[start]
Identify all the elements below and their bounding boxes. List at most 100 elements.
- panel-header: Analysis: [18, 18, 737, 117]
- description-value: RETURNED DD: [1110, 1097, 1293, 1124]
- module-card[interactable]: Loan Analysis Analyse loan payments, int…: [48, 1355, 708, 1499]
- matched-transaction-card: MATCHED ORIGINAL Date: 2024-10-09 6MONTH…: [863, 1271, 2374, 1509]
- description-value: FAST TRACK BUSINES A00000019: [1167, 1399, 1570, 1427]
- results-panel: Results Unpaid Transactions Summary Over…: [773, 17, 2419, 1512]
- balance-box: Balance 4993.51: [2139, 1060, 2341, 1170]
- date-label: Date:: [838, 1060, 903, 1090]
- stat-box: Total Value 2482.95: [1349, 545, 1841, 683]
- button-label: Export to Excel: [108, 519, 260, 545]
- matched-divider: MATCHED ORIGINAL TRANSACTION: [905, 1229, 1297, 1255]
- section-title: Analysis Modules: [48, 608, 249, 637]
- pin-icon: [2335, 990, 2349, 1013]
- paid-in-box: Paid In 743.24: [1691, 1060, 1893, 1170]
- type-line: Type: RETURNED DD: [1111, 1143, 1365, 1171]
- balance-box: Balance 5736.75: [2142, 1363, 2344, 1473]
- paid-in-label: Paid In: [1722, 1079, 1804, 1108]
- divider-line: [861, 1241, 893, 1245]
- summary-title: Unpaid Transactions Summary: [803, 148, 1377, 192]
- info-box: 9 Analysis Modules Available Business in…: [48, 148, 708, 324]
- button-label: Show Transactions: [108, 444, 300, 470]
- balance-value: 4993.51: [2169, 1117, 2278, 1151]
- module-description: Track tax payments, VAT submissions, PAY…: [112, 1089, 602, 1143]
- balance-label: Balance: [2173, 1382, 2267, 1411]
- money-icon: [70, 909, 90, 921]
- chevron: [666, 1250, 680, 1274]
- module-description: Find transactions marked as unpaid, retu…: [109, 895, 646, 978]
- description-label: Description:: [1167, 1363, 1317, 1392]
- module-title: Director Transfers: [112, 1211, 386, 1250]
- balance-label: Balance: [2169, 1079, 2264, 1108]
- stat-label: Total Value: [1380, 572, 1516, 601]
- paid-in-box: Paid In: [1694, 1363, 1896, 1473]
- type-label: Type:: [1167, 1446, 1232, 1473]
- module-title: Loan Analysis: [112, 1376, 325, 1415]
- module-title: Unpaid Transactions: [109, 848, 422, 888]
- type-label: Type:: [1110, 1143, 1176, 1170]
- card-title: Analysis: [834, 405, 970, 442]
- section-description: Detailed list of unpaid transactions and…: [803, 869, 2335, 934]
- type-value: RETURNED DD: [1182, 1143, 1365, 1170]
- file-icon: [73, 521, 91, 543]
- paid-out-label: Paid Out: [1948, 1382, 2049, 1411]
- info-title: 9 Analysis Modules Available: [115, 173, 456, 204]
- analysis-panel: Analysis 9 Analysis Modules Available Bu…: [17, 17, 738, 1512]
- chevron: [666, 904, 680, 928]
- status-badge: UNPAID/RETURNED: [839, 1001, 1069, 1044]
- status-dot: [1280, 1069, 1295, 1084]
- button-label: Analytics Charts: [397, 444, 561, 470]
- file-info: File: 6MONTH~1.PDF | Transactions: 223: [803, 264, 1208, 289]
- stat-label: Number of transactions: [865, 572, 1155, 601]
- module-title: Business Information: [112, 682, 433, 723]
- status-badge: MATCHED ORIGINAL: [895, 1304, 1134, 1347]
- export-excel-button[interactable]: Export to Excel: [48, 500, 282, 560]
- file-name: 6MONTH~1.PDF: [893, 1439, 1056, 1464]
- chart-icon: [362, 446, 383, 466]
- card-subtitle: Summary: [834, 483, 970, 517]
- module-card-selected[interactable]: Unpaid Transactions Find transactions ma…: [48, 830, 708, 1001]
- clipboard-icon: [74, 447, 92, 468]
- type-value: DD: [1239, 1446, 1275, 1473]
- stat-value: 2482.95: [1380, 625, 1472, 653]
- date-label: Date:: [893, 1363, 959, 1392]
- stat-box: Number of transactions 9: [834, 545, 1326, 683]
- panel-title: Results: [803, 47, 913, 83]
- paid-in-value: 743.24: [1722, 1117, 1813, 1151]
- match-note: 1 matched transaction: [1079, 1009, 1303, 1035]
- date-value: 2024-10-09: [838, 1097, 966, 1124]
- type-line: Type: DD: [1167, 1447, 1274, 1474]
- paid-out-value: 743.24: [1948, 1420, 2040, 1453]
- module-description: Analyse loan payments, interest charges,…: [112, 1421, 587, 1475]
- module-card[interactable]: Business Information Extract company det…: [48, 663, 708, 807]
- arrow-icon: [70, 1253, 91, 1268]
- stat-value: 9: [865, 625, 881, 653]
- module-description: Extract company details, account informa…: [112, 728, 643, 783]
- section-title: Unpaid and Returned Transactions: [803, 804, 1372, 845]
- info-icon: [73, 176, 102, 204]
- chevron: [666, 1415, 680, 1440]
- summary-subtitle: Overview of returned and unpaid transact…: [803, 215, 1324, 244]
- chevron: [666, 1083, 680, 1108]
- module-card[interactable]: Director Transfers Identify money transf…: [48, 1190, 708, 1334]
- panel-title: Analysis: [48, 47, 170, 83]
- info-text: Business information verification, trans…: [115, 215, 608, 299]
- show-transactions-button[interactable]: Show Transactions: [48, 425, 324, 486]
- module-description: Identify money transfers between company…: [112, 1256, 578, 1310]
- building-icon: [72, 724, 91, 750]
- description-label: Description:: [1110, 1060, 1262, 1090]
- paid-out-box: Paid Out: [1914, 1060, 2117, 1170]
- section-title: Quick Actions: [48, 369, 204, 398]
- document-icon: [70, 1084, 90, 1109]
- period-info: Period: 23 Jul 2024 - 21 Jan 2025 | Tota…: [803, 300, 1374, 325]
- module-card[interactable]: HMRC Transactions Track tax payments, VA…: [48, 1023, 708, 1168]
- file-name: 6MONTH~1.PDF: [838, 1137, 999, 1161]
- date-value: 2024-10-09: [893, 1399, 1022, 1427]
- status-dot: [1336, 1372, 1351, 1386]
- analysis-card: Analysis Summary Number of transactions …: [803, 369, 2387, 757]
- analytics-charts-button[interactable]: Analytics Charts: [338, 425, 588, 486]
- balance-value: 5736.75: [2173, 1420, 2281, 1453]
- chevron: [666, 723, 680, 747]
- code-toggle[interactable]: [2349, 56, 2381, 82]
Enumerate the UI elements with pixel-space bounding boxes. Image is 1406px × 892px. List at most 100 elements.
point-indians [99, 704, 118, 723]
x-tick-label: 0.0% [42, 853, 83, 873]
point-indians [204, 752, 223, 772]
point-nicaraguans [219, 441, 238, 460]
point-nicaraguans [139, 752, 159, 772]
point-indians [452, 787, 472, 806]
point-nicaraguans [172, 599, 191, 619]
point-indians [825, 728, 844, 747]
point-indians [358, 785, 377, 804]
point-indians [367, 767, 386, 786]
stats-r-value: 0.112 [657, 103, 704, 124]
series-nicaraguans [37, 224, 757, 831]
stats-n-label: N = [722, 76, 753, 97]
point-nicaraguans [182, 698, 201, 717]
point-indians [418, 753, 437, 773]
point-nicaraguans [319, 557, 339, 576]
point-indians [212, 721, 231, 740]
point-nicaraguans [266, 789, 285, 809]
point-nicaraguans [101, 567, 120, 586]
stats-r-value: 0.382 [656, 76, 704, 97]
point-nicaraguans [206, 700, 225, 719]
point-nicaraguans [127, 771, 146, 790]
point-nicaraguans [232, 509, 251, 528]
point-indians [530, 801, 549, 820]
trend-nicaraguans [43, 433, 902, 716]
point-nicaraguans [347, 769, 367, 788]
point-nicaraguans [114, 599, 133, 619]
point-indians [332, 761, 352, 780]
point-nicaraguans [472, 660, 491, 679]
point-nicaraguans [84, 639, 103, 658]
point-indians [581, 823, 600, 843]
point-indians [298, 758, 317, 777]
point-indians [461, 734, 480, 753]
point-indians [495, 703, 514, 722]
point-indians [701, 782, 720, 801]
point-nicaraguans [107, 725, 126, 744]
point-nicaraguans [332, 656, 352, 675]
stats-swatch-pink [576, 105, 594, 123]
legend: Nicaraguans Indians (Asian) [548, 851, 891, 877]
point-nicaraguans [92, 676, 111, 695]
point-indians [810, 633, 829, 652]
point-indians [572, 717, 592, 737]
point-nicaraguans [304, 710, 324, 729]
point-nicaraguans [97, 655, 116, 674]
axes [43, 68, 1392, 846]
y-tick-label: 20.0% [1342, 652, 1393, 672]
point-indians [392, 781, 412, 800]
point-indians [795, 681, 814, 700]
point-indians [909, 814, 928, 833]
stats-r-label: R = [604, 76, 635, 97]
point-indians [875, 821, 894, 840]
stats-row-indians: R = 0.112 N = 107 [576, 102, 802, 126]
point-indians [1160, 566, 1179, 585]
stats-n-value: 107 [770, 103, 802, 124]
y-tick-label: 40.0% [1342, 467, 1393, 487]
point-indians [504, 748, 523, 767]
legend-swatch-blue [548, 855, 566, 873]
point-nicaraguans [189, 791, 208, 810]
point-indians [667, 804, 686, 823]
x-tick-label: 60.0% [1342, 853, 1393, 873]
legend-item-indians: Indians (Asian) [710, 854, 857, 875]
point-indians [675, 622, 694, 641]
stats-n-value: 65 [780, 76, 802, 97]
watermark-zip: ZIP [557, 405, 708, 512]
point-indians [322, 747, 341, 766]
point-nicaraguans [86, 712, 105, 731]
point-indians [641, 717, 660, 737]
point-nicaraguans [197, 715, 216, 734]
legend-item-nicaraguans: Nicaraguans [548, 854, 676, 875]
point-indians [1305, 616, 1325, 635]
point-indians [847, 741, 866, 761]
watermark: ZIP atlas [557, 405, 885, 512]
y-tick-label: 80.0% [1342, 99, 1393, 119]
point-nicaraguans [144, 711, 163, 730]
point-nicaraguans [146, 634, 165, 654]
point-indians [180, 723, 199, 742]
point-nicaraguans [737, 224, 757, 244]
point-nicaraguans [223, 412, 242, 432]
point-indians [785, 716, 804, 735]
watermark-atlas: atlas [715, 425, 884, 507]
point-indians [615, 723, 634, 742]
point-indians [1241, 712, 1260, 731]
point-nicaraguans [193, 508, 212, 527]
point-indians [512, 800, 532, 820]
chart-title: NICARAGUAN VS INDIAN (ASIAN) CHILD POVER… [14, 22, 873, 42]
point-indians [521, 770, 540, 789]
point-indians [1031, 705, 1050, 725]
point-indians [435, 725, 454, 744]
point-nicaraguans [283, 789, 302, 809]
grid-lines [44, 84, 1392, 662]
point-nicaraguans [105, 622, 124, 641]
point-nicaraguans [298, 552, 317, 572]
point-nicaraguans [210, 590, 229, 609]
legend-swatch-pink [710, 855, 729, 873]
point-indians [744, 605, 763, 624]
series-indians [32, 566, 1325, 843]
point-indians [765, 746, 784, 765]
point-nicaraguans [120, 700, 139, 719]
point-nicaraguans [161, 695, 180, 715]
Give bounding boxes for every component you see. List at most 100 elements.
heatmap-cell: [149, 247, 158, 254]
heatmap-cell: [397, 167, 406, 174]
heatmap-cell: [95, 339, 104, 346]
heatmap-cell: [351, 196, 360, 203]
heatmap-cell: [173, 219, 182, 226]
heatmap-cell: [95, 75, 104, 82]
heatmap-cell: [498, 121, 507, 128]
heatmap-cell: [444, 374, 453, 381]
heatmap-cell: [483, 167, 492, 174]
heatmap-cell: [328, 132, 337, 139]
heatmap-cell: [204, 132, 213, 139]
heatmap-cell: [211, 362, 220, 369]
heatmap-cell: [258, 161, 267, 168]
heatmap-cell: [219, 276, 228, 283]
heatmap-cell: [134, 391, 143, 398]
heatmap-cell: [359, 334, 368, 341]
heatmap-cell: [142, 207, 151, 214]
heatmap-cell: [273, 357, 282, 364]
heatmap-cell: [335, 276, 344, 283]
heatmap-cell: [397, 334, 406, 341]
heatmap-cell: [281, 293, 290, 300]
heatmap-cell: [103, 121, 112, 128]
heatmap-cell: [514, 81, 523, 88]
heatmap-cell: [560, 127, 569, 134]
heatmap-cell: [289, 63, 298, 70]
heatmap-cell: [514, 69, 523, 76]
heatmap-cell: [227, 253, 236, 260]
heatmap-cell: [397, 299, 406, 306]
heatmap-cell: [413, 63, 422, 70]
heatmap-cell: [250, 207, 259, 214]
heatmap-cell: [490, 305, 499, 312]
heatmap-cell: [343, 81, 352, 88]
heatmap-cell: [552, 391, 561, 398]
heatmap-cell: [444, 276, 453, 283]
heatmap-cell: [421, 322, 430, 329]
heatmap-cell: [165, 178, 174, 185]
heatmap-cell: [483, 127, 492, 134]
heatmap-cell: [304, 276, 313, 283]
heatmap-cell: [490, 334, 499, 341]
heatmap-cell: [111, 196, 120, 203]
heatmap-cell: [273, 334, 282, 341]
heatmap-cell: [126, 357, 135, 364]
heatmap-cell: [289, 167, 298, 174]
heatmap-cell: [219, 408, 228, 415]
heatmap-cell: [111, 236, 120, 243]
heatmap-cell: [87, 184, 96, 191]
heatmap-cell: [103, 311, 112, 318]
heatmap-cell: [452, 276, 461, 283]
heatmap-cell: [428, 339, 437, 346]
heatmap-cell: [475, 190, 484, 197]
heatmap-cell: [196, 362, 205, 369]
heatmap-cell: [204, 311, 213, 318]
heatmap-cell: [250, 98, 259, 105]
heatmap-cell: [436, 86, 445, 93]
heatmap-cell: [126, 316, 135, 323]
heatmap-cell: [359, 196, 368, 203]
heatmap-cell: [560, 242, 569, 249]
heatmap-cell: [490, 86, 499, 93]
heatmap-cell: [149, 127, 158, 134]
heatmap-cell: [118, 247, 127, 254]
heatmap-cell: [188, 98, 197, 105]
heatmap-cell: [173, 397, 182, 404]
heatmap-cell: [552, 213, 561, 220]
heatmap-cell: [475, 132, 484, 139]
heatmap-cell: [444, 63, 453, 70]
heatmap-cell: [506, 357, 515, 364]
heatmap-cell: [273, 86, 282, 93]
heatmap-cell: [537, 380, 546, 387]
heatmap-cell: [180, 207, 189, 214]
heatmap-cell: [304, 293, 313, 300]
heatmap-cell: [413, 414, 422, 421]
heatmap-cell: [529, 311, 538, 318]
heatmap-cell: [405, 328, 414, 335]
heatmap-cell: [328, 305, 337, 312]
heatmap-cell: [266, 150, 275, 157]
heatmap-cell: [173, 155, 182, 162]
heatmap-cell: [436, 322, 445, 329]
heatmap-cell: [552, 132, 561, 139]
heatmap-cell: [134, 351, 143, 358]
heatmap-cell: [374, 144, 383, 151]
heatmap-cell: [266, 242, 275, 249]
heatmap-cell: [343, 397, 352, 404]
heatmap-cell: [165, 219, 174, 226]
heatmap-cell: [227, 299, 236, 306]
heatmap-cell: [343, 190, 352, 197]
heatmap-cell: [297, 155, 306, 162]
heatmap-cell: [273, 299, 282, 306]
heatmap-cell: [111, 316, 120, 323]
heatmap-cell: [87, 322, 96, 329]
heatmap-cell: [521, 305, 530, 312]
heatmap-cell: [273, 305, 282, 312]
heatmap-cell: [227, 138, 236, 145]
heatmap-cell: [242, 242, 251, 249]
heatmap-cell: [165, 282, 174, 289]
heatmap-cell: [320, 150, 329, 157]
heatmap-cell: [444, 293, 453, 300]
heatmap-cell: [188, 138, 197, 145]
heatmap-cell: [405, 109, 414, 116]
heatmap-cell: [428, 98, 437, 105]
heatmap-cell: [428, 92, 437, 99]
[end]
— CHALLENGE —
Copy out the entries above word for word, from their first line through the line that contains "- description-value: FAST", including both of those lines.

— PROBLEM SOLUTION —
Identify all the elements below and their bounding boxes. List at most 100 elements.
- panel-header: Analysis: [18, 18, 737, 117]
- description-value: RETURNED DD: [1110, 1097, 1293, 1124]
- module-card[interactable]: Loan Analysis Analyse loan payments, int…: [48, 1355, 708, 1499]
- matched-transaction-card: MATCHED ORIGINAL Date: 2024-10-09 6MONTH…: [863, 1271, 2374, 1509]
- description-value: FAST TRACK BUSINES A00000019: [1167, 1399, 1570, 1427]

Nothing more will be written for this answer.